Records contained in a dataset:
────────
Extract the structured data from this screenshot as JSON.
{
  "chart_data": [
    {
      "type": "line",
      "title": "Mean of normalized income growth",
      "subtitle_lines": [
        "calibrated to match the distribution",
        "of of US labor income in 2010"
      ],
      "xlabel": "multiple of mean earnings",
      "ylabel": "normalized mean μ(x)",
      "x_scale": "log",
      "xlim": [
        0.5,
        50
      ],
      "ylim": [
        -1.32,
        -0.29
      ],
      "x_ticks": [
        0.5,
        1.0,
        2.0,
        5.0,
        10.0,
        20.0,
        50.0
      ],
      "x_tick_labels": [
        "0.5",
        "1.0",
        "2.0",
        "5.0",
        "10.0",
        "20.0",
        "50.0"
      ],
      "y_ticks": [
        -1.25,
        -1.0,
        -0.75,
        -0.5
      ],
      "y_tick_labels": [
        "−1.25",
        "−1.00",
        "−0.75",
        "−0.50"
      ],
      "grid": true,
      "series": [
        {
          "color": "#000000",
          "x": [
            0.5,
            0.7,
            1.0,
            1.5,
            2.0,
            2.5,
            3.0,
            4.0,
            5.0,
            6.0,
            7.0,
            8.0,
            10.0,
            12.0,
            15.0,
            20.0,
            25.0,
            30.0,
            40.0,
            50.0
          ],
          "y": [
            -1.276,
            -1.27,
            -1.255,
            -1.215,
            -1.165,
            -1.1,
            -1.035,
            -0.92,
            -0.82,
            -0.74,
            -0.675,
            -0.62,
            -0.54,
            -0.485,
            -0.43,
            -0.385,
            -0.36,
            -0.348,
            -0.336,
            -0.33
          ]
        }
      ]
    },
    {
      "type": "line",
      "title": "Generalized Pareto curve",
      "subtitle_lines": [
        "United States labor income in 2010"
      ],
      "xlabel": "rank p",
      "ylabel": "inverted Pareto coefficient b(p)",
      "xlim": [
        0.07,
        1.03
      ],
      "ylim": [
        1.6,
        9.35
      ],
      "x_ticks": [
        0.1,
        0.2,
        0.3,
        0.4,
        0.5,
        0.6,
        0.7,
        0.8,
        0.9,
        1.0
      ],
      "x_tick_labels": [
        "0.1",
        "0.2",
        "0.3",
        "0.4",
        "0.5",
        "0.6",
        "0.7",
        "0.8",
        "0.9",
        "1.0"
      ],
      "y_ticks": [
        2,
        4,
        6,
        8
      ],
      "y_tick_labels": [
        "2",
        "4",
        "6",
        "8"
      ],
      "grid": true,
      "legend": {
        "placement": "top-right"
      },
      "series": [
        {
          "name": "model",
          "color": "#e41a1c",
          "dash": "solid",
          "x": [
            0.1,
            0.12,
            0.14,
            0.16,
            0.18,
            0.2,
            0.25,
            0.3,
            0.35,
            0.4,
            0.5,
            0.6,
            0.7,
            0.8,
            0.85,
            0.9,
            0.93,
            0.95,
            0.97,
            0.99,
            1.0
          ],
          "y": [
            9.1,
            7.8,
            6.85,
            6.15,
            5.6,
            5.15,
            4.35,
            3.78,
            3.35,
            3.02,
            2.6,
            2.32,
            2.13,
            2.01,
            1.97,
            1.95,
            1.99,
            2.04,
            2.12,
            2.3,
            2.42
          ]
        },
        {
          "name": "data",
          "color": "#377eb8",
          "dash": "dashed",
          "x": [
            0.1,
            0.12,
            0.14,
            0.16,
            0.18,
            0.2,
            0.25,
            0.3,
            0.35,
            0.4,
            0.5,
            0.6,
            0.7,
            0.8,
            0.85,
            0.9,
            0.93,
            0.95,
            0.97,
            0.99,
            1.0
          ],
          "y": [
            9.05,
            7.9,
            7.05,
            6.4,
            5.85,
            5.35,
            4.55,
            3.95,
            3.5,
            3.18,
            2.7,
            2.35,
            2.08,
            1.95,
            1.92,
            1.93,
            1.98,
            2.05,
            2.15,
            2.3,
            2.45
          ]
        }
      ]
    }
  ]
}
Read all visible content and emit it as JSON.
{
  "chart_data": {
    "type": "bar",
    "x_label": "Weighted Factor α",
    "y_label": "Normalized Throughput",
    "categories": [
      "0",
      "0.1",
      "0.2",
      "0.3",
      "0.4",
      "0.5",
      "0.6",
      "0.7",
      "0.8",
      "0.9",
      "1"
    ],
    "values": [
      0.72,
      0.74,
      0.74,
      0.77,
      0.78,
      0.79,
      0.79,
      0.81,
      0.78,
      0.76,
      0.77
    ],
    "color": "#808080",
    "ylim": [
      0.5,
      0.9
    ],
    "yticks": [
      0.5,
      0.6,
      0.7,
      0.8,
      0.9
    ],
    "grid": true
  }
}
────────
* Stated task *
Transcribe each record exactly. Leave nothing out.

* Output below *
Extract the structured data from this screenshot as JSON.
{
  "chart_data": [
    {
      "type": "line",
      "title": "Mean of normalized income growth",
      "subtitle_lines": [
        "calibrated to match the distribution",
        "of of US labor income in 2010"
      ],
      "xlabel": "multiple of mean earnings",
      "ylabel": "normalized mean μ(x)",
      "x_scale": "log",
      "xlim": [
        0.5,
        50
      ],
      "ylim": [
        -1.32,
        -0.29
      ],
      "x_ticks": [
        0.5,
        1.0,
        2.0,
        5.0,
        10.0,
        20.0,
        50.0
      ],
      "x_tick_labels": [
        "0.5",
        "1.0",
        "2.0",
        "5.0",
        "10.0",
        "20.0",
        "50.0"
      ],
      "y_ticks": [
        -1.25,
        -1.0,
        -0.75,
        -0.5
      ],
      "y_tick_labels": [
        "−1.25",
        "−1.00",
        "−0.75",
        "−0.50"
      ],
      "grid": true,
      "series": [
        {
          "color": "#000000",
          "x": [
            0.5,
            0.7,
            1.0,
            1.5,
            2.0,
            2.5,
            3.0,
            4.0,
            5.0,
            6.0,
            7.0,
            8.0,
            10.0,
            12.0,
            15.0,
            20.0,
            25.0,
            30.0,
            40.0,
            50.0
          ],
          "y": [
            -1.276,
            -1.27,
            -1.255,
            -1.215,
            -1.165,
            -1.1,
            -1.035,
            -0.92,
            -0.82,
            -0.74,
            -0.675,
            -0.62,
            -0.54,
            -0.485,
            -0.43,
            -0.385,
            -0.36,
            -0.348,
            -0.336,
            -0.33
          ]
        }
      ]
    },
    {
      "type": "line",
      "title": "Generalized Pareto curve",
      "subtitle_lines": [
        "United States labor income in 2010"
      ],
      "xlabel": "rank p",
      "ylabel": "inverted Pareto coefficient b(p)",
      "xlim": [
        0.07,
        1.03
      ],
      "ylim": [
        1.6,
        9.35
      ],
      "x_ticks": [
        0.1,
        0.2,
        0.3,
        0.4,
        0.5,
        0.6,
        0.7,
        0.8,
        0.9,
        1.0
      ],
      "x_tick_labels": [
        "0.1",
        "0.2",
        "0.3",
        "0.4",
        "0.5",
        "0.6",
        "0.7",
        "0.8",
        "0.9",
        "1.0"
      ],
      "y_ticks": [
        2,
        4,
        6,
        8
      ],
      "y_tick_labels": [
        "2",
        "4",
        "6",
        "8"
      ],
      "grid": true,
      "legend": {
        "placement": "top-right"
      },
      "series": [
        {
          "name": "model",
          "color": "#e41a1c",
          "dash": "solid",
          "x": [
            0.1,
            0.12,
            0.14,
            0.16,
            0.18,
            0.2,
            0.25,
            0.3,
            0.35,
            0.4,
            0.5,
            0.6,
            0.7,
            0.8,
            0.85,
            0.9,
            0.93,
            0.95,
            0.97,
            0.99,
            1.0
          ],
          "y": [
            9.1,
            7.8,
            6.85,
            6.15,
            5.6,
            5.15,
            4.35,
            3.78,
            3.35,
            3.02,
            2.6,
            2.32,
            2.13,
            2.01,
            1.97,
            1.95,
            1.99,
            2.04,
            2.12,
            2.3,
            2.42
          ]
        },
        {
          "name": "data",
          "color": "#377eb8",
          "dash": "dashed",
          "x": [
            0.1,
            0.12,
            0.14,
            0.16,
            0.18,
            0.2,
            0.25,
            0.3,
            0.35,
            0.4,
            0.5,
            0.6,
            0.7,
            0.8,
            0.85,
            0.9,
            0.93,
            0.95,
            0.97,
            0.99,
            1.0
          ],
          "y": [
            9.05,
            7.9,
            7.05,
            6.4,
            5.85,
            5.35,
            4.55,
            3.95,
            3.5,
            3.18,
            2.7,
            2.35,
            2.08,
            1.95,
            1.92,
            1.93,
            1.98,
            2.05,
            2.15,
            2.3,
            2.45
          ]
        }
      ]
    }
  ]
}
Read all visible content and emit it as JSON.
{
  "chart_data": {
    "type": "bar",
    "x_label": "Weighted Factor α",
    "y_label": "Normalized Throughput",
    "categories": [
      "0",
      "0.1",
      "0.2",
      "0.3",
      "0.4",
      "0.5",
      "0.6",
      "0.7",
      "0.8",
      "0.9",
      "1"
    ],
    "values": [
      0.72,
      0.74,
      0.74,
      0.77,
      0.78,
      0.79,
      0.79,
      0.81,
      0.78,
      0.76,
      0.77
    ],
    "color": "#808080",
    "ylim": [
      0.5,
      0.9
    ],
    "yticks": [
      0.5,
      0.6,
      0.7,
      0.8,
      0.9
    ],
    "grid": true
  }
}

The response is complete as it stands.